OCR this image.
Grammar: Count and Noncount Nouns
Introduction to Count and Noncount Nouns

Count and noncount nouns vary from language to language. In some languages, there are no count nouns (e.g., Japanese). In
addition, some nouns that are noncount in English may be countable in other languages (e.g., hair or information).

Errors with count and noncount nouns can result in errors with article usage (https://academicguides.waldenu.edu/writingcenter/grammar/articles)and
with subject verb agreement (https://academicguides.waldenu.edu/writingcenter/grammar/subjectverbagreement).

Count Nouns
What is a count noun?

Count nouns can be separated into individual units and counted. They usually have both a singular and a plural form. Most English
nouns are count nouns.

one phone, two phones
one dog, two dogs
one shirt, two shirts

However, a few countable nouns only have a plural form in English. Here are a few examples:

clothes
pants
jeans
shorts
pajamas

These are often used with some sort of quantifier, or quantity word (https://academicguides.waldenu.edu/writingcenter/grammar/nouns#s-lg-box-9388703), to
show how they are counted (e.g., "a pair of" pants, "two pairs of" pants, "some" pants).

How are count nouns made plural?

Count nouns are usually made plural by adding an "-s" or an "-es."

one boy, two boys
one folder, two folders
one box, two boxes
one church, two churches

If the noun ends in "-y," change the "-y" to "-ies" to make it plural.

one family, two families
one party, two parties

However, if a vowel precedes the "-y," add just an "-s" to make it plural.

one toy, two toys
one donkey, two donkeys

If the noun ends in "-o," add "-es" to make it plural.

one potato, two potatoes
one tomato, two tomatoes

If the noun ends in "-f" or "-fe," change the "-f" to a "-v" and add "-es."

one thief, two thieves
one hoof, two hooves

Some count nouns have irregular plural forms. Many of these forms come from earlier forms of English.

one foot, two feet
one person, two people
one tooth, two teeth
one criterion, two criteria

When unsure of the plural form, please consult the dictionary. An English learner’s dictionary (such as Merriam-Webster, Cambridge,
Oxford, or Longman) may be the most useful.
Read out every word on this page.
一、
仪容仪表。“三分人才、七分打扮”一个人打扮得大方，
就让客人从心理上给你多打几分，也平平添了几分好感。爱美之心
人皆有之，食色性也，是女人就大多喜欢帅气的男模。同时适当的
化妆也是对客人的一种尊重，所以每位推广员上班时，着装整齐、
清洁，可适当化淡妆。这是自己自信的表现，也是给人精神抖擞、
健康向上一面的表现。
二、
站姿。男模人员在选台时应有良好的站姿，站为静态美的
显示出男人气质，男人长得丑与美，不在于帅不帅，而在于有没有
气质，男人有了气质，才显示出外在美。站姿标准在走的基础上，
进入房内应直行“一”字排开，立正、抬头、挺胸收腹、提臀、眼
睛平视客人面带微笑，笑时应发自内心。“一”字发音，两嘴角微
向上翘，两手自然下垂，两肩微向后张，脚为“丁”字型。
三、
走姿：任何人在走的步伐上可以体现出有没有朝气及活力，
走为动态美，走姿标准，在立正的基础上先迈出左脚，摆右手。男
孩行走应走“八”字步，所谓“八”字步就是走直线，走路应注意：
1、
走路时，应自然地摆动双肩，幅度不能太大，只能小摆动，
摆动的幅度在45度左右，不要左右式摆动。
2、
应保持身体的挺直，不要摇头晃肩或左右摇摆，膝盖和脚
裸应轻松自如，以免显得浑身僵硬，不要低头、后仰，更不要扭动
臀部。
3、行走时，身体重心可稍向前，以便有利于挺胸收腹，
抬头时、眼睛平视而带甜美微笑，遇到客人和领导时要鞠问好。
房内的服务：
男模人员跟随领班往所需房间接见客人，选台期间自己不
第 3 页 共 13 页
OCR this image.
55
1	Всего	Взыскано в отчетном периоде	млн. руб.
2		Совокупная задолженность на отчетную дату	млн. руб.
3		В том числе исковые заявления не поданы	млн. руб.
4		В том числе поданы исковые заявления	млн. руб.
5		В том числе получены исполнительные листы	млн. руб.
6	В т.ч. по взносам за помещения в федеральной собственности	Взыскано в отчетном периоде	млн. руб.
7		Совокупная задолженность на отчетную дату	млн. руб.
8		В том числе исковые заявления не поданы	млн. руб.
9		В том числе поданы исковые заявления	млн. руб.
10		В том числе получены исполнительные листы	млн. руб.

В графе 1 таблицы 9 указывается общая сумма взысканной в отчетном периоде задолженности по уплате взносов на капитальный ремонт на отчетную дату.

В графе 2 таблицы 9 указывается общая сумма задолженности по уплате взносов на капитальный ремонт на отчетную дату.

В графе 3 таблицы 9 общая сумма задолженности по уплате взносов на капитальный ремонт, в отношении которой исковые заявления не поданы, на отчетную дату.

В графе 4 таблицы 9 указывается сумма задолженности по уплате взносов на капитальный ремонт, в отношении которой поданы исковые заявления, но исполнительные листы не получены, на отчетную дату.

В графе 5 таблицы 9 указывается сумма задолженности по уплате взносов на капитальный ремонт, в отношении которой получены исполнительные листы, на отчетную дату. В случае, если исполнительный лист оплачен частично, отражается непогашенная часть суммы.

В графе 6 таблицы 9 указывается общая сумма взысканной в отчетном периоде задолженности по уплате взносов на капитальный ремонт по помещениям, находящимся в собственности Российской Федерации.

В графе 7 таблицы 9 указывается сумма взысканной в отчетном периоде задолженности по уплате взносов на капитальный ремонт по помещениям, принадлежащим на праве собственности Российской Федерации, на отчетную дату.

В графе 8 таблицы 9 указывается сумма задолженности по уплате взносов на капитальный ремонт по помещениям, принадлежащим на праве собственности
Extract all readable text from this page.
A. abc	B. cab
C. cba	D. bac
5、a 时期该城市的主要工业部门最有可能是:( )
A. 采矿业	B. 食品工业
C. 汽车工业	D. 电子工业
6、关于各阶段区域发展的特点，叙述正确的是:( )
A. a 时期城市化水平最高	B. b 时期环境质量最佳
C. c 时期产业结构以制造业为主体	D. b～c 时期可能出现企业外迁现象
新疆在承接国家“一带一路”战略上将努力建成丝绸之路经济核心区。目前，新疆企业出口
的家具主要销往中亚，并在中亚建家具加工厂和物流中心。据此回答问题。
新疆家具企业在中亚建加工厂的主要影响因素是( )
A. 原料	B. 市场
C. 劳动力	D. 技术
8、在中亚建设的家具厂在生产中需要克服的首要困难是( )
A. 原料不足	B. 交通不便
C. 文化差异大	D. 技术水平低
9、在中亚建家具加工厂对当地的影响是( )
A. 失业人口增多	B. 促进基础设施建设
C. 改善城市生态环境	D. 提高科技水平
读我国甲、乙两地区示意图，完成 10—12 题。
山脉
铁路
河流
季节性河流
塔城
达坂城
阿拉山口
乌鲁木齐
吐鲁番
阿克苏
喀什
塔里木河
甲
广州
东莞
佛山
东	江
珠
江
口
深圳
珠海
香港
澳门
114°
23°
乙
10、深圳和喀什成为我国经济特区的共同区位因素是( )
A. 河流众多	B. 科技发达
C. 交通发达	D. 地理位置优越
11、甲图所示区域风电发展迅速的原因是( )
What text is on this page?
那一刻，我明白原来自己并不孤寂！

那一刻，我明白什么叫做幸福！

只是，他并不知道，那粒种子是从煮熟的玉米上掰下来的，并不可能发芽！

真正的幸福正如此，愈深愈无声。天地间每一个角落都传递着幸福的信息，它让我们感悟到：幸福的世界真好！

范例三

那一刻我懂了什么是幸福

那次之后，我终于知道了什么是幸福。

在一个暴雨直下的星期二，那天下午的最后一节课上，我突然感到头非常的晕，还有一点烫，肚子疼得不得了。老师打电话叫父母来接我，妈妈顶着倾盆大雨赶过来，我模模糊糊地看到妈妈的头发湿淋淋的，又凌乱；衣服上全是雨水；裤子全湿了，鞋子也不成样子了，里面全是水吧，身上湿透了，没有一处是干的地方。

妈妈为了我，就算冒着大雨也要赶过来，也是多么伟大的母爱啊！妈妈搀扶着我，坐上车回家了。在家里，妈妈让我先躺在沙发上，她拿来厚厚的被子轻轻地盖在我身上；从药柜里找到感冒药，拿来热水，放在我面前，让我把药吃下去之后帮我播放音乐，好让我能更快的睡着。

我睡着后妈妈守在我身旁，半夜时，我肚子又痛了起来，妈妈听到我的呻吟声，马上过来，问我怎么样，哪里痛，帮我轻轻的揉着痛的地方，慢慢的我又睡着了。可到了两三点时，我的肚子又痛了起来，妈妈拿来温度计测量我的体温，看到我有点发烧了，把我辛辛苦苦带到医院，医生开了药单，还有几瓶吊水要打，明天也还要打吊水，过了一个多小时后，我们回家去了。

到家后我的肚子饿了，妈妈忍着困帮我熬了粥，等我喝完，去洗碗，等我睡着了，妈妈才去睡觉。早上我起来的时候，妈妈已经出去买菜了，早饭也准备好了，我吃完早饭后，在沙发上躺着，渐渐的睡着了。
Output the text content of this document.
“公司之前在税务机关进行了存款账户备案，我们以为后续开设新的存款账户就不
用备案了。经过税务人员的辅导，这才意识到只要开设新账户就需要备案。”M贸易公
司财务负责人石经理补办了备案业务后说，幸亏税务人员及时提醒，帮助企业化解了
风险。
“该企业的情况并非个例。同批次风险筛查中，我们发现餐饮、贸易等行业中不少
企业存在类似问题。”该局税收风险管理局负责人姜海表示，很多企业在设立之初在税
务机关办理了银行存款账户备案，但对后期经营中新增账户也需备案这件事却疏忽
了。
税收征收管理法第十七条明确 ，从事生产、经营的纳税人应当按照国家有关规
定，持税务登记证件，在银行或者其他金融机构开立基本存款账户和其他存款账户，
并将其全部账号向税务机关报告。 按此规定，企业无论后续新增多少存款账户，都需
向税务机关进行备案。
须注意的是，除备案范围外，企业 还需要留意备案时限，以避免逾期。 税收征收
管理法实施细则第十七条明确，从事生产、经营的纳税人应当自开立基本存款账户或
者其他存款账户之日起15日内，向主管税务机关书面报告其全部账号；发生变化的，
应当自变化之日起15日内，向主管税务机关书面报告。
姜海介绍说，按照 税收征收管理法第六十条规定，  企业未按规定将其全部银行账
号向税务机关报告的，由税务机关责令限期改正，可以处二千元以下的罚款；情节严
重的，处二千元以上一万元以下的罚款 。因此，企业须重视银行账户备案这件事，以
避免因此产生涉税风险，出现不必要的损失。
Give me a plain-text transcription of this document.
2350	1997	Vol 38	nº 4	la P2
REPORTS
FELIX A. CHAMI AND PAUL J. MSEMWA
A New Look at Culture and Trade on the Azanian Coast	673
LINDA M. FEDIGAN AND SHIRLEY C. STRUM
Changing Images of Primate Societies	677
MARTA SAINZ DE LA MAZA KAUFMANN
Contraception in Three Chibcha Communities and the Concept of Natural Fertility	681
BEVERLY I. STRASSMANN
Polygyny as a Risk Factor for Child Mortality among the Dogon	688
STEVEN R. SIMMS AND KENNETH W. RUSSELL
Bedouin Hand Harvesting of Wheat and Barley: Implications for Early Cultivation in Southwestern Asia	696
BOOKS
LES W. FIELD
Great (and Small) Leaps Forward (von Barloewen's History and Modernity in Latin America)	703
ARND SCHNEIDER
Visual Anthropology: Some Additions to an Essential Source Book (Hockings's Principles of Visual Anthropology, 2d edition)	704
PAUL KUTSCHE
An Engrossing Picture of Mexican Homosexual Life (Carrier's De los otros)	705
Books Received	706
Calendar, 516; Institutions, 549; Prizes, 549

• _WORK TO COMPLETE_
Which lines hold the word "помещениям"? Copy each of them from the records.

• _SOLUTION TO THIS PROBLEM_
В графе 6 таблицы 9 указывается общая сумма взысканной в отчетном периоде задолженности по уплате взносов на капитальный ремонт по помещениям, находящимся в собственности Российской Федерации.
В графе 7 таблицы 9 указывается сумма взысканной в отчетном периоде задолженности по уплате взносов на капитальный ремонт по помещениям, принадлежащим на праве собственности Российской Федерации, на отчетную дату.
В графе 8 таблицы 9 указывается сумма задолженности по уплате взносов на капитальный ремонт по помещениям, принадлежащим на праве собственности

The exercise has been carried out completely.